Extracted entries:
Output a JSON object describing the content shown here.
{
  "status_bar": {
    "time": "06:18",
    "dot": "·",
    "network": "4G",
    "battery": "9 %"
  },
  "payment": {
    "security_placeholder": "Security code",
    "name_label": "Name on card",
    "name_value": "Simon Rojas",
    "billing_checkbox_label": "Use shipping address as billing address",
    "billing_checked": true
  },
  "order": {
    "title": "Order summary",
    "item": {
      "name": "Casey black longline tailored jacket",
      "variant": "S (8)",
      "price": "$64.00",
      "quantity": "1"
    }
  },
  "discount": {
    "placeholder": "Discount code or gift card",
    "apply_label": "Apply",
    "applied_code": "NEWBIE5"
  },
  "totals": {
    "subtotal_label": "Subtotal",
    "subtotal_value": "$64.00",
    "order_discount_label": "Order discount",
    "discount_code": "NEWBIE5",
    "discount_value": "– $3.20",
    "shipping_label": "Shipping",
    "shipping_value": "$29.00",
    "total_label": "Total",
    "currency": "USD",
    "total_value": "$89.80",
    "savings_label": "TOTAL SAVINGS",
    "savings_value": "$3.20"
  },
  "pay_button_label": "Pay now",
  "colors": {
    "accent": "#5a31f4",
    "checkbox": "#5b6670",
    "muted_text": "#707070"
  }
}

What you are asked to do: Using the data above, return each line exactly as written.

Solution for this exercise:
Output a JSON object describing the content shown here.
{
  "status_bar": {
    "time": "06:18",
    "dot": "·",
    "network": "4G",
    "battery": "9 %"
  },
  "payment": {
    "security_placeholder": "Security code",
    "name_label": "Name on card",
    "name_value": "Simon Rojas",
    "billing_checkbox_label": "Use shipping address as billing address",
    "billing_checked": true
  },
  "order": {
    "title": "Order summary",
    "item": {
      "name": "Casey black longline tailored jacket",
      "variant": "S (8)",
      "price": "$64.00",
      "quantity": "1"
    }
  },
  "discount": {
    "placeholder": "Discount code or gift card",
    "apply_label": "Apply",
    "applied_code": "NEWBIE5"
  },
  "totals": {
    "subtotal_label": "Subtotal",
    "subtotal_value": "$64.00",
    "order_discount_label": "Order discount",
    "discount_code": "NEWBIE5",
    "discount_value": "– $3.20",
    "shipping_label": "Shipping",
    "shipping_value": "$29.00",
    "total_label": "Total",
    "currency": "USD",
    "total_value": "$89.80",
    "savings_label": "TOTAL SAVINGS",
    "savings_value": "$3.20"
  },
  "pay_button_label": "Pay now",
  "colors": {
    "accent": "#5a31f4",
    "checkbox": "#5b6670",
    "muted_text": "#707070"
  }
}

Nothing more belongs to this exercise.